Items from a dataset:
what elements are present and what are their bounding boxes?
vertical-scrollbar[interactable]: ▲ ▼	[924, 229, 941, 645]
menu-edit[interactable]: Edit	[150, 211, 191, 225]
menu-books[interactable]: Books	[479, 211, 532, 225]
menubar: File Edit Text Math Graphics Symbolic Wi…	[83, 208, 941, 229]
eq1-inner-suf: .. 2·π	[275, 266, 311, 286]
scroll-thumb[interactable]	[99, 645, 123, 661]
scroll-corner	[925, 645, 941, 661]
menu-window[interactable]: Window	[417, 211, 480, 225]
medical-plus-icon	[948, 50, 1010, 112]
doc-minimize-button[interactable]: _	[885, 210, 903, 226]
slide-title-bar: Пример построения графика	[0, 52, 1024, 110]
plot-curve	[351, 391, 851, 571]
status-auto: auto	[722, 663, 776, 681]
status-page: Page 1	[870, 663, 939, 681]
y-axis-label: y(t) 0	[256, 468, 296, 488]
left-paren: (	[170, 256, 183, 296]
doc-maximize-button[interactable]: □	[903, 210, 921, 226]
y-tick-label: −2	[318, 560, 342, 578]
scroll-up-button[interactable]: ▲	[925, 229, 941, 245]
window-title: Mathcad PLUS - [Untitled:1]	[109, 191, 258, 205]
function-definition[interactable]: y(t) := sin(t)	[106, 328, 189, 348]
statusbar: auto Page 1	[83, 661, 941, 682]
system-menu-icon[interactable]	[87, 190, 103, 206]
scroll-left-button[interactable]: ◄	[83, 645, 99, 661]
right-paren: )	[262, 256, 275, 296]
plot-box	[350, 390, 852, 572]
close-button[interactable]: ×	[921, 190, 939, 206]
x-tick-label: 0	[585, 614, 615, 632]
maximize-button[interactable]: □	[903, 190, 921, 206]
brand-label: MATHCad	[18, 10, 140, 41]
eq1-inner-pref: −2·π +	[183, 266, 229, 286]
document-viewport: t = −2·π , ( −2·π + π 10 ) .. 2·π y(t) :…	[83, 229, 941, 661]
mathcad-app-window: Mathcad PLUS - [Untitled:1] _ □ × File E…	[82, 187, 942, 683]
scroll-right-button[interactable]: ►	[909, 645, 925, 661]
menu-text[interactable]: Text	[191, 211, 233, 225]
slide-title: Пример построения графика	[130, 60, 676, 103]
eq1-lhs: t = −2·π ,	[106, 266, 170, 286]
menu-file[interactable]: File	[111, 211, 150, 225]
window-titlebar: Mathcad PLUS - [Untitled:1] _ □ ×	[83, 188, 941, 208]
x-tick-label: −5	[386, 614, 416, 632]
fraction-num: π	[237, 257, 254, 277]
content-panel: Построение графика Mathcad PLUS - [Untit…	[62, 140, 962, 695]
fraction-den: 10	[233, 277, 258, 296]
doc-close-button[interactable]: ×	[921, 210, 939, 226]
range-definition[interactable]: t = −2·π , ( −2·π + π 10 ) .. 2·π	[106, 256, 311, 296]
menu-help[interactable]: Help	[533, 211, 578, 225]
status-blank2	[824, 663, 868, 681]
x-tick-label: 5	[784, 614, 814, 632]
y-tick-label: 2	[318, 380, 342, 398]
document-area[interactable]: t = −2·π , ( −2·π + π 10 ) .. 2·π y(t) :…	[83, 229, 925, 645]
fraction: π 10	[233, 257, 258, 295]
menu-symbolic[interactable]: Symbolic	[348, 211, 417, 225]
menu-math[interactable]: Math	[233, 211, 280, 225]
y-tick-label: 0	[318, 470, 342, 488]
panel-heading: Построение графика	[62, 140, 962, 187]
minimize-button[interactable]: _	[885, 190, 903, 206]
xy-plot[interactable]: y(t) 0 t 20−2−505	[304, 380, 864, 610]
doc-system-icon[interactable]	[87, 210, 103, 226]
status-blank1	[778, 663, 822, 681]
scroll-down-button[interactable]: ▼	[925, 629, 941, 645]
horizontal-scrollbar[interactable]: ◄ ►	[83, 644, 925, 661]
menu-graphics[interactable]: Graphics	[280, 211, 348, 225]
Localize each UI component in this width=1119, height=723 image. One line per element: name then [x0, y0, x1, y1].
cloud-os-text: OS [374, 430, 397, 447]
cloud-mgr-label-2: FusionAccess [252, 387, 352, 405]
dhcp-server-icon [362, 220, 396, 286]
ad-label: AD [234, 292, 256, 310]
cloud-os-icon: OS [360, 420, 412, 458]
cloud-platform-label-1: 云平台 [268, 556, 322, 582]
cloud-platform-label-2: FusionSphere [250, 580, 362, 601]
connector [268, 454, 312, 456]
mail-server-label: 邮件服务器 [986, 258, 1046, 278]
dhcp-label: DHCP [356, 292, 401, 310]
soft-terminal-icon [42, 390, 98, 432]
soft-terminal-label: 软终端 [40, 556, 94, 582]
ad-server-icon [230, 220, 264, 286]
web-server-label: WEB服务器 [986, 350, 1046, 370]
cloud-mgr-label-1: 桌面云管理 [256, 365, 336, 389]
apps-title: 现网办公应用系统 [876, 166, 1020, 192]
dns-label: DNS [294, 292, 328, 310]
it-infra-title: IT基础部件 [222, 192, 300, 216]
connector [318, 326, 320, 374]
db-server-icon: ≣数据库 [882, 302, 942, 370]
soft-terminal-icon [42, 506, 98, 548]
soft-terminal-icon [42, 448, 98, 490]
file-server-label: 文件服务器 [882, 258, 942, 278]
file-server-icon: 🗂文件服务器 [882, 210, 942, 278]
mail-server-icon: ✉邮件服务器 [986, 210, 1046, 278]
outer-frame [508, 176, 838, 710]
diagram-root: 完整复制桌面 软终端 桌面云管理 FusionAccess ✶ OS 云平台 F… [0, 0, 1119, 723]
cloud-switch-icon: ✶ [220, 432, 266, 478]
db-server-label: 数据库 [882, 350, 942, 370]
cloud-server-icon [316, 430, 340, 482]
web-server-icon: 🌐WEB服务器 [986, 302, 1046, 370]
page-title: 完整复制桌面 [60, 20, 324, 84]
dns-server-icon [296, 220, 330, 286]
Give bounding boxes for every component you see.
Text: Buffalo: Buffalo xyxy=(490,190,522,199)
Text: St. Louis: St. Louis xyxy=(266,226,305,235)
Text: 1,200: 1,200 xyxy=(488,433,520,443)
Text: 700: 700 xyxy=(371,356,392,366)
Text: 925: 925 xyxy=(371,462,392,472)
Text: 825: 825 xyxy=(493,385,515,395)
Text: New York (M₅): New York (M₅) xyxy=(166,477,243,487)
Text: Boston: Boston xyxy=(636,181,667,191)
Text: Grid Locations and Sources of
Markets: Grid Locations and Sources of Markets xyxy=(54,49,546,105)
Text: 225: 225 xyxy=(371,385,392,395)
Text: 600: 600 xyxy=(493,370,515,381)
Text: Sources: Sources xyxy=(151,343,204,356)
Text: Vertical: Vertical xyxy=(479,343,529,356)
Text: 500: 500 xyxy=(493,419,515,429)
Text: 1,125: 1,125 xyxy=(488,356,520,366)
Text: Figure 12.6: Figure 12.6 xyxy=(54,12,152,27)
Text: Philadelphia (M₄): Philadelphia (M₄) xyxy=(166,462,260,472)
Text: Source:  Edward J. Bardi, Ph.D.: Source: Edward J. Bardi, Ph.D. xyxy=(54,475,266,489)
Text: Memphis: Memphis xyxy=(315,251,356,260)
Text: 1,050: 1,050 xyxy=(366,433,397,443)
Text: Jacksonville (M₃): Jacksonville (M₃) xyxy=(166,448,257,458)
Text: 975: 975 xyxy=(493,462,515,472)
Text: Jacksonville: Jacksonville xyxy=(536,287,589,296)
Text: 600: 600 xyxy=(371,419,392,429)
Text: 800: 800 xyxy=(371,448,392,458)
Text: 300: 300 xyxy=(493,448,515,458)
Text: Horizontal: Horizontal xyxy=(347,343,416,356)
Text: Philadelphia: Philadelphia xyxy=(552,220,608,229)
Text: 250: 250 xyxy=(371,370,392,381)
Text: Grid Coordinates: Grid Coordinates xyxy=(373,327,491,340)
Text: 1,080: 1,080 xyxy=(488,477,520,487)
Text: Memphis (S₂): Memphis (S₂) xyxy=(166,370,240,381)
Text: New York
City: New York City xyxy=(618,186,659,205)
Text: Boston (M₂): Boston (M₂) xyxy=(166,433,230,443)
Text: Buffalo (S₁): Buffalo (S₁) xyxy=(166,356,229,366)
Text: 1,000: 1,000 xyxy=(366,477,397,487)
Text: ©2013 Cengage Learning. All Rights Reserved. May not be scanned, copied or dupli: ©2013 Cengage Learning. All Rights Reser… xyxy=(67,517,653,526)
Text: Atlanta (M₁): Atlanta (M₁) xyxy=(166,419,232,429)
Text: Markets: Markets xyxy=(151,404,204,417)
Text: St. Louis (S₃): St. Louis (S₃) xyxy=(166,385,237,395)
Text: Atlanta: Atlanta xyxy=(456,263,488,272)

▶ [Task instructions]:
Copy the records verbatim, starting with the first line and ending with the line that contains "663, 776, 681]", including both of those lines.

▶ [Written solution]:
what elements are present and what are their bounding boxes?
vertical-scrollbar[interactable]: ▲ ▼	[924, 229, 941, 645]
menu-edit[interactable]: Edit	[150, 211, 191, 225]
menu-books[interactable]: Books	[479, 211, 532, 225]
menubar: File Edit Text Math Graphics Symbolic Wi…	[83, 208, 941, 229]
eq1-inner-suf: .. 2·π	[275, 266, 311, 286]
scroll-thumb[interactable]	[99, 645, 123, 661]
scroll-corner	[925, 645, 941, 661]
menu-window[interactable]: Window	[417, 211, 480, 225]
medical-plus-icon	[948, 50, 1010, 112]
doc-minimize-button[interactable]: _	[885, 210, 903, 226]
slide-title-bar: Пример построения графика	[0, 52, 1024, 110]
plot-curve	[351, 391, 851, 571]
status-auto: auto	[722, 663, 776, 681]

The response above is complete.